Please find all lines in the data that hold the string "title" and copy them.

--- Start INFORMATION SUPPLIED ---

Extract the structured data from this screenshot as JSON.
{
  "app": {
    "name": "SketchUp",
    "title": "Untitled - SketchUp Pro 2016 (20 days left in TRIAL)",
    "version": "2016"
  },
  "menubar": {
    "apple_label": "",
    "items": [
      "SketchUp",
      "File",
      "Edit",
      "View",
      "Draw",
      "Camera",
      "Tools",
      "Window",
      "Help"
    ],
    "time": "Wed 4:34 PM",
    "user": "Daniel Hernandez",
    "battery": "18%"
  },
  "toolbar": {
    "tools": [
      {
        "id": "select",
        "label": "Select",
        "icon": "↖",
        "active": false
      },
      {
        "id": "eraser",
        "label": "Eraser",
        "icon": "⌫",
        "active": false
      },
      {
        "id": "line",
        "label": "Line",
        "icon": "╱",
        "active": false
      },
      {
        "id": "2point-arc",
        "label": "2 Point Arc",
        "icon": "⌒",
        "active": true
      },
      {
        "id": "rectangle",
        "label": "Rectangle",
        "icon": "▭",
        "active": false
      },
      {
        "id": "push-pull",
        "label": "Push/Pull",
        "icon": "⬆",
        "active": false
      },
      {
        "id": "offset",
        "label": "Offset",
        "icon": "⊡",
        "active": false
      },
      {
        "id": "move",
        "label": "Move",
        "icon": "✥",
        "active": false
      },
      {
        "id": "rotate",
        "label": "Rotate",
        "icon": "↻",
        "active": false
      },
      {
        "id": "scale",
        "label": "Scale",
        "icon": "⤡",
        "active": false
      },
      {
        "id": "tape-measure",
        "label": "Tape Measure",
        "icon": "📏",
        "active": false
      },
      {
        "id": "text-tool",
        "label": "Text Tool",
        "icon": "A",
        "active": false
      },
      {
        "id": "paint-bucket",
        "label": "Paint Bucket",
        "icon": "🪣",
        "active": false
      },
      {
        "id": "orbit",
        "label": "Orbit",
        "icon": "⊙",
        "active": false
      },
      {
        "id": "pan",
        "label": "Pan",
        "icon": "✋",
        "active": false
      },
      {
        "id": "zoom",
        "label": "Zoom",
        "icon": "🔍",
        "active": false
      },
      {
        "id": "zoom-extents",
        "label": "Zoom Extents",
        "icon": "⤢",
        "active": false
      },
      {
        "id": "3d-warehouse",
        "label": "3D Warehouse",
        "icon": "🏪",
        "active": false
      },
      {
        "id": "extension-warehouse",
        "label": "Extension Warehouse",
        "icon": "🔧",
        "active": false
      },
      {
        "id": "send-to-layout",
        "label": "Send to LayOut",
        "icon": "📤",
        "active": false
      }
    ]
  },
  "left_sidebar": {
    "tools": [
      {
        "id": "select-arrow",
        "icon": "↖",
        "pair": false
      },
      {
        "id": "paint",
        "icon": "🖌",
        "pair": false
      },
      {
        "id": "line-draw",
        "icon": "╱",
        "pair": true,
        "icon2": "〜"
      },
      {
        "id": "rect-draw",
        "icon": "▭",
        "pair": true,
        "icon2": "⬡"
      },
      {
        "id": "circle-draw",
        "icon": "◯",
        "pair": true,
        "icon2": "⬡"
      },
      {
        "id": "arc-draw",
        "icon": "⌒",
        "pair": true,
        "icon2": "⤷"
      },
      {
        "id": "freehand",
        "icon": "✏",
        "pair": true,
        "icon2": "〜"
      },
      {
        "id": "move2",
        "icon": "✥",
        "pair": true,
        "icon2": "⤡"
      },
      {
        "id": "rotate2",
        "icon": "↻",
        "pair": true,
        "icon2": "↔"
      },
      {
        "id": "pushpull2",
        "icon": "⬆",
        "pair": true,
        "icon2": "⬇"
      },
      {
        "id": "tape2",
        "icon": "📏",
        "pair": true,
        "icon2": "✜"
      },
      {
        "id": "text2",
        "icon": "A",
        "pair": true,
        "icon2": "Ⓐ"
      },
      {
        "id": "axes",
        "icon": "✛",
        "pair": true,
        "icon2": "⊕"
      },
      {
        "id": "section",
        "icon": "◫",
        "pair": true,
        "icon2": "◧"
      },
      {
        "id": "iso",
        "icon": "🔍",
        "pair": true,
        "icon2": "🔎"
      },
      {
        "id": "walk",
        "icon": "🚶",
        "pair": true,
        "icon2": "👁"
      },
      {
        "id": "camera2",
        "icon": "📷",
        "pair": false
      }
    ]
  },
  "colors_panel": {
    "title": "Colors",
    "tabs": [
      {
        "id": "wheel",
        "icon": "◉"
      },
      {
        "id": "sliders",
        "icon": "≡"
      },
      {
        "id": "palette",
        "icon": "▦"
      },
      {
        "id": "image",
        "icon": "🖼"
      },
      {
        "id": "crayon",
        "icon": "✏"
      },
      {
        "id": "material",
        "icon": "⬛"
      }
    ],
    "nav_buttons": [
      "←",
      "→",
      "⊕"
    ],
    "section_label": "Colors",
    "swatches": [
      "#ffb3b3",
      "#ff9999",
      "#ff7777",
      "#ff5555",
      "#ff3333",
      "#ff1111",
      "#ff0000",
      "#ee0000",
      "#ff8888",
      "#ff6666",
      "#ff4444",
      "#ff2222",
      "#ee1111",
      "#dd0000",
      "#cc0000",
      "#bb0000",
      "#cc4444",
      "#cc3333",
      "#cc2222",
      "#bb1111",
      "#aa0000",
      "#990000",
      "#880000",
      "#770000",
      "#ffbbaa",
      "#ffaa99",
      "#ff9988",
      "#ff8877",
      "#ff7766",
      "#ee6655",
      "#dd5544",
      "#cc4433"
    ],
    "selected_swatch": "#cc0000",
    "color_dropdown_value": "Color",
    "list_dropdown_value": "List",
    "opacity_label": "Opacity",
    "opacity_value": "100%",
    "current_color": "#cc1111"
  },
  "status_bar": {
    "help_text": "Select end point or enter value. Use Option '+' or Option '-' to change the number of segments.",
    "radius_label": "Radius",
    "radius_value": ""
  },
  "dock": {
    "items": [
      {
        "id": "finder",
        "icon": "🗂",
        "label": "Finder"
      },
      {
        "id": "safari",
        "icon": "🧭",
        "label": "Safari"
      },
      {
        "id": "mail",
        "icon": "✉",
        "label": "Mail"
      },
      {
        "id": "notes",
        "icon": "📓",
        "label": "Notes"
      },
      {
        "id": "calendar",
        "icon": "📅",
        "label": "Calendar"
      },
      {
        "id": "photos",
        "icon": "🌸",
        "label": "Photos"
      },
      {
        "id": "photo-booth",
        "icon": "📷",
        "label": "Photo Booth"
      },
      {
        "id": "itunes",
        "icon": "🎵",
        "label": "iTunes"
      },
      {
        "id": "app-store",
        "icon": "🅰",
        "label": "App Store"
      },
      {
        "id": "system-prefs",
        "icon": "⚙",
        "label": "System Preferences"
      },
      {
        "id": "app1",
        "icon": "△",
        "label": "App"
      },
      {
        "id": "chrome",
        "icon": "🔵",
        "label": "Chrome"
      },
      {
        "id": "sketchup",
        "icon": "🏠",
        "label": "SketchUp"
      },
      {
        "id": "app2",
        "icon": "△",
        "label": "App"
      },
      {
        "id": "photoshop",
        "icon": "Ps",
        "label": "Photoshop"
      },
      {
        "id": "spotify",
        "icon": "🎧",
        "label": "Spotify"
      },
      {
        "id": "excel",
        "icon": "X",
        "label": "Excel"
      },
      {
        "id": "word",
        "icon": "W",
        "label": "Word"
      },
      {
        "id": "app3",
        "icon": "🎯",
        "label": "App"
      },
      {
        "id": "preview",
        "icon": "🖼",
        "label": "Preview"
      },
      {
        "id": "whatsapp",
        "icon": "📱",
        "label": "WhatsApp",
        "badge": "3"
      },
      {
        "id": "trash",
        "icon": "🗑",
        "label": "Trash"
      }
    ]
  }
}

--- End INFORMATION SUPPLIED ---

ANSWER BELOW —
    "title": "Untitled - SketchUp Pro 2016 (20 days left in TRIAL)",
    "title": "Colors",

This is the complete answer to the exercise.